- _Job_: State the count of lines below in which the word "Quantidade" appears, and add nothing.
---+---
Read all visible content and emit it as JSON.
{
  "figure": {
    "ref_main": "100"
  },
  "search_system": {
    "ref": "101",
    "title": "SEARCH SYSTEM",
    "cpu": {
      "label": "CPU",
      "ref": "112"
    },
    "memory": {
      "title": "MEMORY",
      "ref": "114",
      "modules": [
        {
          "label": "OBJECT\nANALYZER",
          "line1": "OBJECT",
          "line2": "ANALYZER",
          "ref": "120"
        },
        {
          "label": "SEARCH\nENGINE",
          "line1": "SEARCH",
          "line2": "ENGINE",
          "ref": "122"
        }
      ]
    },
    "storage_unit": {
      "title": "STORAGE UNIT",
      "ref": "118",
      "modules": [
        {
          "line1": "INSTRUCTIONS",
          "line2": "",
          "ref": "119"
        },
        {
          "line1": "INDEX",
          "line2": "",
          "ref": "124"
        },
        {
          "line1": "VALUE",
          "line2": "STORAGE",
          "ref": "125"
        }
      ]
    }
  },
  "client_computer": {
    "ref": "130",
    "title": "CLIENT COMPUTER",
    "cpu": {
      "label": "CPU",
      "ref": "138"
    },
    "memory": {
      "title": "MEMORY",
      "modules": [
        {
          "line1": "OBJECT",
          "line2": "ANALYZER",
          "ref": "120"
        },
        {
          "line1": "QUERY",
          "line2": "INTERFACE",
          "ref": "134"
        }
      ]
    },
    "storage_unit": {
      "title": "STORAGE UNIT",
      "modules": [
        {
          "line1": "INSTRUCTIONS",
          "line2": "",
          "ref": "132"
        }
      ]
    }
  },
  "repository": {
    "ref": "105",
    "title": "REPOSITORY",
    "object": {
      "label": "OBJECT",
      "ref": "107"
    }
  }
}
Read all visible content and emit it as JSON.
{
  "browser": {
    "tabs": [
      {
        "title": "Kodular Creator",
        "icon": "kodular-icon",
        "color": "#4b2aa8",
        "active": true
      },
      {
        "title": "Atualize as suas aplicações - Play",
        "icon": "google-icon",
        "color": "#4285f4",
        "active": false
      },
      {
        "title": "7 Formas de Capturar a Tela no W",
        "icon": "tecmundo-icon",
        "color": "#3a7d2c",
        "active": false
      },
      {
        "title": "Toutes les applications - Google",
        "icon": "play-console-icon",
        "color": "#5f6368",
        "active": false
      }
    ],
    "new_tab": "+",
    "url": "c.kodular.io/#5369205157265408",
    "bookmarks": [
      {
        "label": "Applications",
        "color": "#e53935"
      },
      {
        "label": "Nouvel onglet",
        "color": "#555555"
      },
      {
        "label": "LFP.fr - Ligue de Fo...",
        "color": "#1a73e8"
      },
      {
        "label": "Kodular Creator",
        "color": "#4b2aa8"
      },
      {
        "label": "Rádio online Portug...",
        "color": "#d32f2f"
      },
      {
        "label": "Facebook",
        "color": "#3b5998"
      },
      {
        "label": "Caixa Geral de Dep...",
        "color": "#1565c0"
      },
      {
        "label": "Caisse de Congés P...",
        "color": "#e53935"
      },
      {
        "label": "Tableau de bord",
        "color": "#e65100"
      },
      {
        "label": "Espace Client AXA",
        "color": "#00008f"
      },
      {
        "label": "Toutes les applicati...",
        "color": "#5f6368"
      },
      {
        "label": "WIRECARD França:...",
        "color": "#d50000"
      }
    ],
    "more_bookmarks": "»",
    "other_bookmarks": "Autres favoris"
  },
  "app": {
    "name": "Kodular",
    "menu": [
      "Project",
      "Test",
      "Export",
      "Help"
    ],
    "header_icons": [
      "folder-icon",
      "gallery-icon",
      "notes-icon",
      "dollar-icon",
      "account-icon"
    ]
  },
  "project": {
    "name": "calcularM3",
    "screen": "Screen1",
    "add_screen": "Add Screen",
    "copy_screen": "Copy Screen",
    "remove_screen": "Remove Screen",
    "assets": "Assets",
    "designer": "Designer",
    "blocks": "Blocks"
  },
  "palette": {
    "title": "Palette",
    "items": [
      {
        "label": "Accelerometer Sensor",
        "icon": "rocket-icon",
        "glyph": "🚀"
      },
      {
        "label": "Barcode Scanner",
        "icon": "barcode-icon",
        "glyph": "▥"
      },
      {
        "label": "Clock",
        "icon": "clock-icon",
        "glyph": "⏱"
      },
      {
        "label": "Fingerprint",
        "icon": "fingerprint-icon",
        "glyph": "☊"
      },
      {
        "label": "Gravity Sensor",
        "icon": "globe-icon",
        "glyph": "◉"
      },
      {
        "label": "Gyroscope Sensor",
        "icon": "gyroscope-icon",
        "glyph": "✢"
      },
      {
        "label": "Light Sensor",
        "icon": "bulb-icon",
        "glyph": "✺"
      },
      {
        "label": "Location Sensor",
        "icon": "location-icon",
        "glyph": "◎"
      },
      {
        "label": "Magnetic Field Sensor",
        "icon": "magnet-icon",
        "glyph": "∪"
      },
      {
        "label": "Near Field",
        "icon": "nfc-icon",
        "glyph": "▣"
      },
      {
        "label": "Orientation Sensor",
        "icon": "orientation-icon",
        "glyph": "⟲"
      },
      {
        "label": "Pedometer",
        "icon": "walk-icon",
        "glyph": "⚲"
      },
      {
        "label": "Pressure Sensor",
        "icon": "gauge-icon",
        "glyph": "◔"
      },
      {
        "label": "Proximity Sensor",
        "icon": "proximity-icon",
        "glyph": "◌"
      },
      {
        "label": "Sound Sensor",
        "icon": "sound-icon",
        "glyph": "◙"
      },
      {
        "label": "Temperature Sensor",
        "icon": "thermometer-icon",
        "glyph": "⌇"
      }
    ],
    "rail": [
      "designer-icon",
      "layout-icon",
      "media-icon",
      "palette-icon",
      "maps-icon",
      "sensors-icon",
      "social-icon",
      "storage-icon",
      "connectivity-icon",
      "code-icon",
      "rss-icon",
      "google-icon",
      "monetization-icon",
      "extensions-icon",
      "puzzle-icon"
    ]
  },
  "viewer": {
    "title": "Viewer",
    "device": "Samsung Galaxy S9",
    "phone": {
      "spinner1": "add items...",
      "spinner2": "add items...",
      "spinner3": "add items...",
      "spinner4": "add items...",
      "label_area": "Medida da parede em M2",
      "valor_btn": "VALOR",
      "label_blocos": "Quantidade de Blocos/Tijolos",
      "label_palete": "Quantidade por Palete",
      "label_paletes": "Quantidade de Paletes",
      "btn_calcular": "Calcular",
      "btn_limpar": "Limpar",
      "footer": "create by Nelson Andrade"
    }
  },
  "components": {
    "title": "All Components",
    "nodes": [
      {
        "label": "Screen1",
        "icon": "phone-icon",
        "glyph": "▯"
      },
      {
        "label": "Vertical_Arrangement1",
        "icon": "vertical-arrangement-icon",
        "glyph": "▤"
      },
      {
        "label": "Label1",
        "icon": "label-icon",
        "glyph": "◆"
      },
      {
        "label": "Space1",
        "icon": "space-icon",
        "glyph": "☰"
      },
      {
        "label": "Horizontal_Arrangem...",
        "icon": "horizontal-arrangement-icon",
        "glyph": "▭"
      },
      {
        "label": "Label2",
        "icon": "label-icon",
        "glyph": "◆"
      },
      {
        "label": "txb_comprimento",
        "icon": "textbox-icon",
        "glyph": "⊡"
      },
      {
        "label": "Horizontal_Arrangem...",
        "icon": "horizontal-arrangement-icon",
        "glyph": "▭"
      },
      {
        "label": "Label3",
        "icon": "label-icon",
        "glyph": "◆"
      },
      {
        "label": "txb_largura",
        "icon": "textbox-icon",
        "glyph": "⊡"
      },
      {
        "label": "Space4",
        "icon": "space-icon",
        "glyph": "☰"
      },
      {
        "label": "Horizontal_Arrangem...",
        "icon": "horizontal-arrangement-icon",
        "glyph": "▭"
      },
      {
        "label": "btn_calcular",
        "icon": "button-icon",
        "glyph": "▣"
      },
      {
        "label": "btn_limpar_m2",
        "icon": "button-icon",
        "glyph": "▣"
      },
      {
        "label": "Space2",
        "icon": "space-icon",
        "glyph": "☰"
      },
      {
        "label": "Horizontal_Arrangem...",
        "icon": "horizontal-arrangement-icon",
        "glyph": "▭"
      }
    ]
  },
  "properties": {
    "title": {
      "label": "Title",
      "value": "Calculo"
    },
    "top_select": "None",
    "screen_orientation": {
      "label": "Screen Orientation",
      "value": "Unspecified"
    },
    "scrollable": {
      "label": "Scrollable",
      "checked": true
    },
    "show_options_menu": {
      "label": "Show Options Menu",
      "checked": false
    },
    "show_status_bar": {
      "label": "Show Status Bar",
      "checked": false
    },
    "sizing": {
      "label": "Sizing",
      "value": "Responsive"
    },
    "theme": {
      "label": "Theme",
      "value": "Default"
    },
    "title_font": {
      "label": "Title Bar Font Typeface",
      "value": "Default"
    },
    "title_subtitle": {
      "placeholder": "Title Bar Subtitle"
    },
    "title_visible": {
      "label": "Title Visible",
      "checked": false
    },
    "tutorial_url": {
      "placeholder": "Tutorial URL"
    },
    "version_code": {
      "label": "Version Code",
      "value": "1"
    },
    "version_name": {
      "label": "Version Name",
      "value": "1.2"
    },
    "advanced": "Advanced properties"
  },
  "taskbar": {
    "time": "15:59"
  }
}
---+---
- _Solution to this task_: 3